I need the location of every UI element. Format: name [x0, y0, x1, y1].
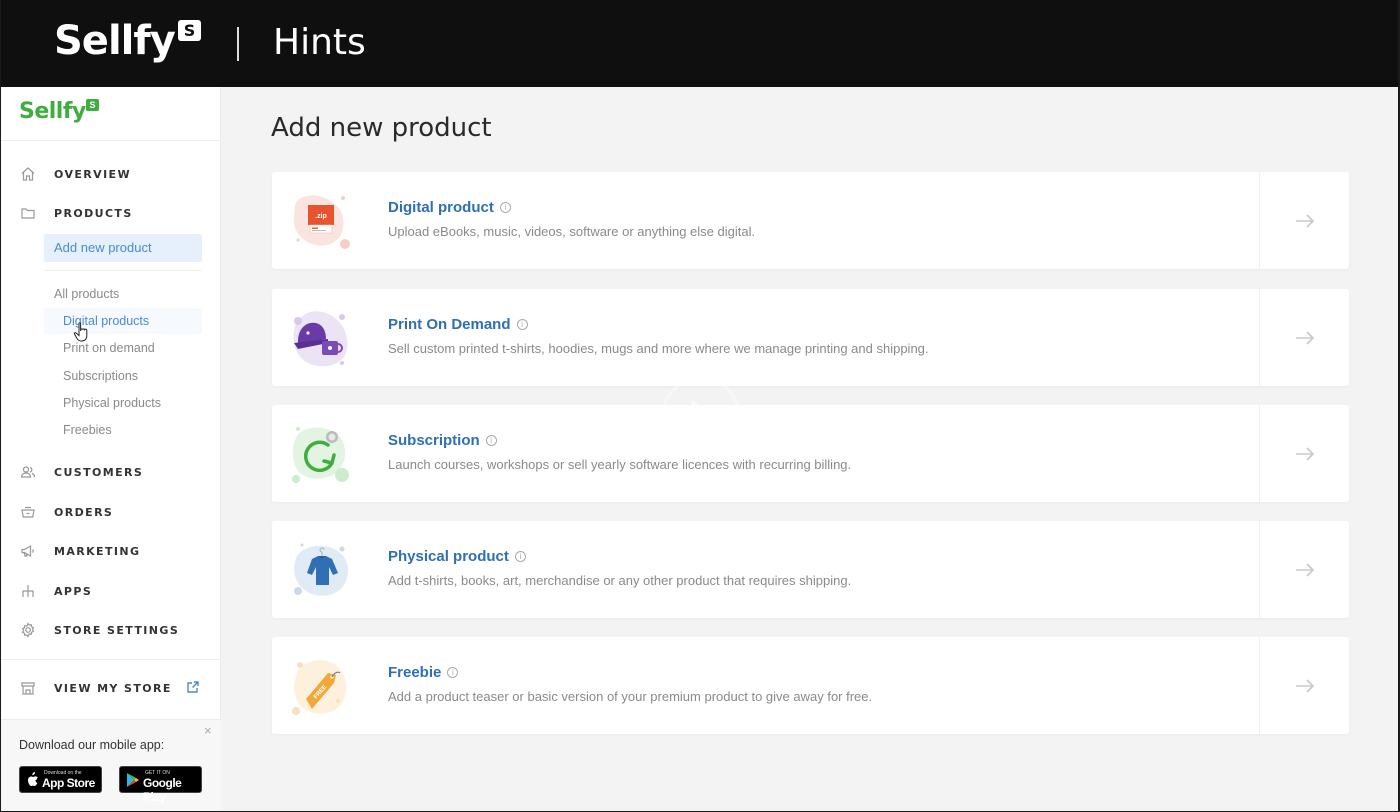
- card-arrow-button[interactable]: [1259, 521, 1349, 618]
- card-title-text: Digital product: [388, 199, 494, 216]
- gear-icon: [19, 621, 37, 639]
- info-icon[interactable]: i: [499, 202, 511, 213]
- card-title: Freebie i: [388, 664, 459, 681]
- page-title: Add new product: [271, 113, 492, 143]
- nav-label: APPS: [54, 584, 93, 598]
- shirt-illustration-icon: [294, 543, 349, 596]
- free-tag-illustration-icon: FREE: [292, 660, 347, 715]
- close-promo-button[interactable]: ×: [204, 723, 212, 738]
- card-title-text: Subscription: [388, 432, 480, 449]
- apps-hierarchy-icon: [19, 582, 37, 600]
- nav-products[interactable]: PRODUCTS: [19, 203, 133, 223]
- card-arrow-button[interactable]: [1259, 405, 1349, 502]
- nav-label: STORE SETTINGS: [54, 623, 180, 637]
- zip-file-illustration-icon: .zip: [293, 195, 350, 249]
- google-play-icon: [127, 773, 139, 787]
- arrow-right-icon: [1295, 562, 1314, 577]
- card-description: Launch courses, workshops or sell yearly…: [388, 457, 852, 472]
- nav-label: MARKETING: [54, 544, 141, 558]
- card-arrow-button[interactable]: [1259, 289, 1349, 386]
- product-type-card-freebie[interactable]: FREE Freebie i Add a product teaser or ba…: [272, 637, 1349, 734]
- arrow-right-icon: [1295, 330, 1314, 345]
- product-type-card-digital[interactable]: .zip Digital product i Upload eBooks, mus…: [272, 172, 1349, 269]
- sub-nav-all-products[interactable]: All products: [54, 287, 119, 301]
- external-link-icon[interactable]: [186, 680, 200, 694]
- arrow-right-icon: [1295, 678, 1314, 693]
- card-description: Upload eBooks, music, videos, software o…: [388, 224, 756, 239]
- sub-nav-physical-products[interactable]: Physical products: [63, 396, 161, 410]
- arrow-right-icon: [1295, 446, 1314, 461]
- nav-overview[interactable]: OVERVIEW: [19, 164, 131, 184]
- banner-brand: Sellfy: [54, 18, 176, 64]
- sidebar-logo[interactable]: Sellfy S: [19, 99, 99, 139]
- divider: [44, 270, 202, 271]
- sub-nav-add-new-product[interactable]: Add new product: [44, 234, 202, 262]
- megaphone-icon: [19, 542, 37, 560]
- nav-label: OVERVIEW: [54, 167, 132, 181]
- nav-store-settings[interactable]: STORE SETTINGS: [19, 620, 179, 640]
- basket-icon: [19, 503, 37, 521]
- banner-title: Hints: [273, 22, 366, 63]
- card-arrow-button[interactable]: [1259, 172, 1349, 269]
- nav-label: VIEW MY STORE: [54, 681, 172, 695]
- sub-nav-freebies[interactable]: Freebies: [63, 423, 112, 437]
- app-store-label: App Store: [42, 776, 95, 790]
- home-icon: [19, 165, 37, 183]
- apple-icon: [28, 772, 38, 786]
- card-title: Subscription i: [388, 432, 497, 449]
- app-area: Sellfy S OVERVIEW PRODUCTS Add new produ…: [1, 87, 1398, 811]
- recurring-arrow-illustration-icon: [292, 427, 349, 483]
- divider: [1, 659, 221, 660]
- nav-label: CUSTOMERS: [54, 465, 144, 479]
- app-window: Sellfy S Hints Sellfy S OVERVIEW PRODUCT…: [1, 0, 1398, 811]
- card-title: Digital product i: [388, 199, 511, 216]
- info-icon[interactable]: i: [447, 667, 459, 678]
- nav-label: ORDERS: [54, 505, 114, 519]
- card-description: Sell custom printed t-shirts, hoodies, m…: [388, 341, 929, 356]
- cap-and-mug-illustration-icon: [293, 311, 348, 367]
- folder-icon: [19, 204, 37, 222]
- card-title-text: Freebie: [388, 664, 442, 681]
- sub-nav-print-on-demand[interactable]: Print on demand: [63, 341, 155, 355]
- google-play-button[interactable]: GET IT ON Google Play: [119, 766, 202, 804]
- nav-label: PRODUCTS: [54, 206, 133, 220]
- nav-orders[interactable]: ORDERS: [19, 502, 113, 522]
- sidebar-logo-text: Sellfy: [19, 99, 86, 124]
- info-icon[interactable]: i: [485, 435, 497, 446]
- arrow-right-icon: [1295, 213, 1314, 228]
- product-type-card-physical[interactable]: Physical product i Add t-shirts, books, a…: [272, 521, 1349, 618]
- card-title-text: Print On Demand: [388, 316, 511, 333]
- nav-view-my-store[interactable]: VIEW MY STORE: [19, 678, 172, 698]
- banner-brand-badge: S: [178, 20, 201, 41]
- hand-cursor-icon: [73, 322, 88, 342]
- nav-marketing[interactable]: MARKETING: [19, 541, 140, 561]
- hints-banner: Sellfy S Hints: [1, 0, 1398, 87]
- info-icon[interactable]: i: [514, 551, 526, 562]
- banner-divider: [237, 27, 239, 61]
- sub-nav-subscriptions[interactable]: Subscriptions: [63, 369, 138, 383]
- nav-customers[interactable]: CUSTOMERS: [19, 462, 143, 482]
- sidebar-logo-badge: S: [86, 99, 99, 111]
- svg-text:.zip: .zip: [315, 213, 327, 220]
- card-arrow-button[interactable]: [1259, 637, 1349, 734]
- card-title: Print On Demand i: [388, 316, 528, 333]
- card-title: Physical product i: [388, 548, 526, 565]
- nav-apps[interactable]: APPS: [19, 581, 92, 601]
- product-type-card-subscription[interactable]: Subscription i Launch courses, workshops …: [272, 405, 1349, 502]
- product-type-card-print-on-demand[interactable]: Print On Demand i Sell custom printed t-s…: [272, 289, 1349, 386]
- sidebar: Sellfy S OVERVIEW PRODUCTS Add new produ…: [1, 87, 221, 811]
- divider: [1, 140, 221, 141]
- card-title-text: Physical product: [388, 548, 509, 565]
- google-play-label: Google Play: [143, 776, 182, 804]
- app-store-button[interactable]: Download on the App Store: [19, 766, 102, 793]
- info-icon[interactable]: i: [516, 319, 528, 330]
- storefront-icon: [19, 679, 37, 697]
- card-description: Add a product teaser or basic version of…: [388, 689, 873, 704]
- users-icon: [19, 463, 37, 481]
- mobile-app-promo: × Download our mobile app: Download on t…: [1, 719, 221, 811]
- promo-text: Download our mobile app:: [19, 738, 165, 752]
- card-description: Add t-shirts, books, art, merchandise or…: [388, 573, 852, 588]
____
Do this |
Count the lines in the data above that include the string "info", and reply with only that number.

Exercise output |
5